STATED PROBLEM: Quote every line of the data below as it stands, omitting pictures.

INFORMATION GIVEN:
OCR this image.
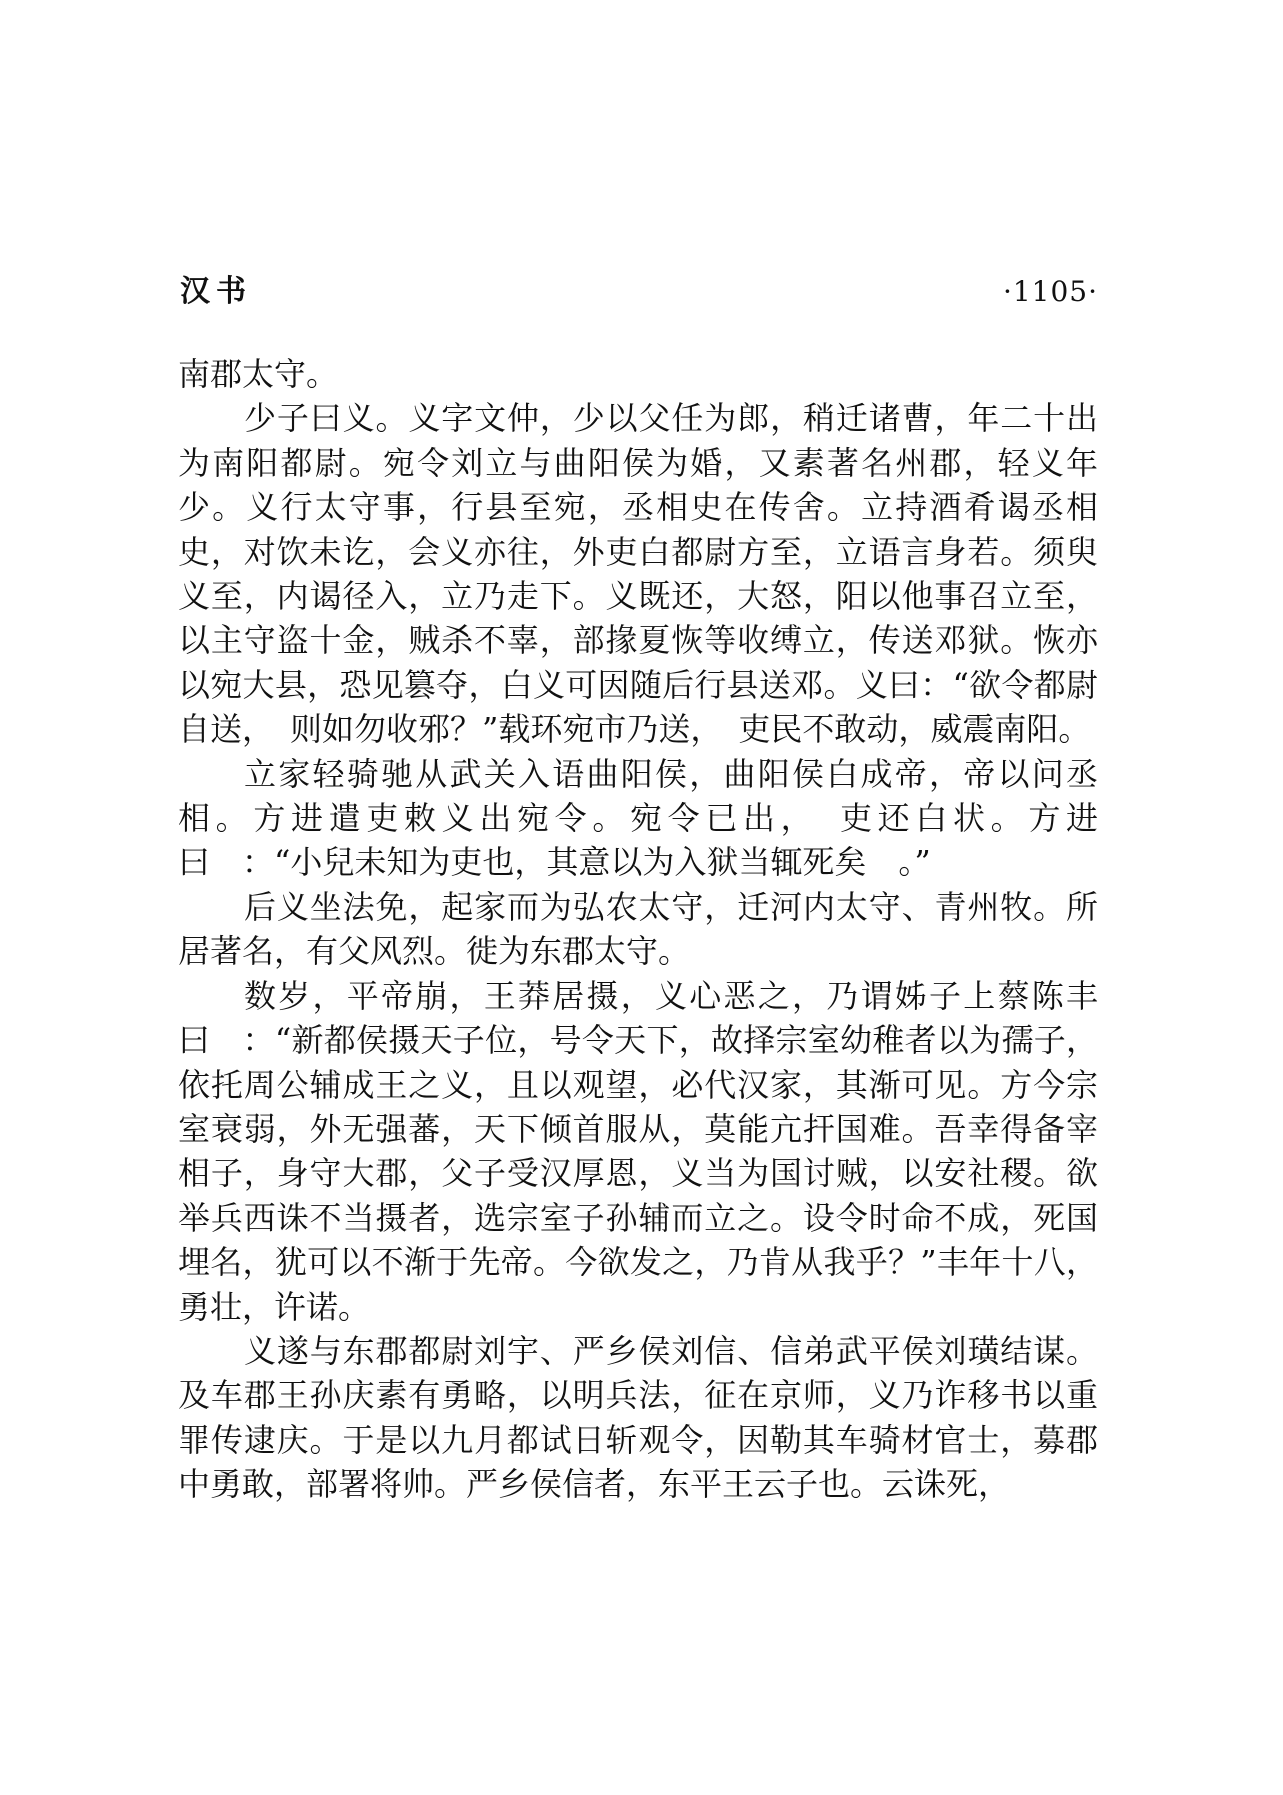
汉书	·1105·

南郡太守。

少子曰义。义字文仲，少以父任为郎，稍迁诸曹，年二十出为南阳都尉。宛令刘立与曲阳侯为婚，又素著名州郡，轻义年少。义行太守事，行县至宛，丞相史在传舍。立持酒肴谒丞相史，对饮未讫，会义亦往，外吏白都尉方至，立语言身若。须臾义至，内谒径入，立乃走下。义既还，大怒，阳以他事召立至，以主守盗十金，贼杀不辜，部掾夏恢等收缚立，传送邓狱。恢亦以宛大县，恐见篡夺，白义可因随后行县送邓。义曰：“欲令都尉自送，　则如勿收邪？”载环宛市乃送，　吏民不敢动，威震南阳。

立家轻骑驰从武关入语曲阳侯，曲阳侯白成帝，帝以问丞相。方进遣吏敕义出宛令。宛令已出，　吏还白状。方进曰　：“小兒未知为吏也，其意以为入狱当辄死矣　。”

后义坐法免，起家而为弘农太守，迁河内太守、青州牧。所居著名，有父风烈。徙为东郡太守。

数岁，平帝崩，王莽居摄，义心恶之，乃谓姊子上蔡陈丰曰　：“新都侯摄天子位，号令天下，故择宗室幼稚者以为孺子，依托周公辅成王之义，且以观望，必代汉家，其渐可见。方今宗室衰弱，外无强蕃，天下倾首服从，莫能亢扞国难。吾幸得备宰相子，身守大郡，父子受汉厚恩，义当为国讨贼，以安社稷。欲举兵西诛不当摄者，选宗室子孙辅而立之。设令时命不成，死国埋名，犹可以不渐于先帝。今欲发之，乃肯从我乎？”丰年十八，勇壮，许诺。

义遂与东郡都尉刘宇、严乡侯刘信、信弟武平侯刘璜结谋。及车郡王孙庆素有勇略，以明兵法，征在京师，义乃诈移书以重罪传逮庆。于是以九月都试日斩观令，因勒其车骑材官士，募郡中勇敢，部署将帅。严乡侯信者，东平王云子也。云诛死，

RESULT:
OCR this image.
汉书	·1105·

南郡太守。

少子曰义。义字文仲，少以父任为郎，稍迁诸曹，年二十出为南阳都尉。宛令刘立与曲阳侯为婚，又素著名州郡，轻义年少。义行太守事，行县至宛，丞相史在传舍。立持酒肴谒丞相史，对饮未讫，会义亦往，外吏白都尉方至，立语言身若。须臾义至，内谒径入，立乃走下。义既还，大怒，阳以他事召立至，以主守盗十金，贼杀不辜，部掾夏恢等收缚立，传送邓狱。恢亦以宛大县，恐见篡夺，白义可因随后行县送邓。义曰：“欲令都尉自送，　则如勿收邪？”载环宛市乃送，　吏民不敢动，威震南阳。

立家轻骑驰从武关入语曲阳侯，曲阳侯白成帝，帝以问丞相。方进遣吏敕义出宛令。宛令已出，　吏还白状。方进曰　：“小兒未知为吏也，其意以为入狱当辄死矣　。”

后义坐法免，起家而为弘农太守，迁河内太守、青州牧。所居著名，有父风烈。徙为东郡太守。

数岁，平帝崩，王莽居摄，义心恶之，乃谓姊子上蔡陈丰曰　：“新都侯摄天子位，号令天下，故择宗室幼稚者以为孺子，依托周公辅成王之义，且以观望，必代汉家，其渐可见。方今宗室衰弱，外无强蕃，天下倾首服从，莫能亢扞国难。吾幸得备宰相子，身守大郡，父子受汉厚恩，义当为国讨贼，以安社稷。欲举兵西诛不当摄者，选宗室子孙辅而立之。设令时命不成，死国埋名，犹可以不渐于先帝。今欲发之，乃肯从我乎？”丰年十八，勇壮，许诺。

义遂与东郡都尉刘宇、严乡侯刘信、信弟武平侯刘璜结谋。及车郡王孙庆素有勇略，以明兵法，征在京师，义乃诈移书以重罪传逮庆。于是以九月都试日斩观令，因勒其车骑材官士，募郡中勇敢，部署将帅。严乡侯信者，东平王云子也。云诛死，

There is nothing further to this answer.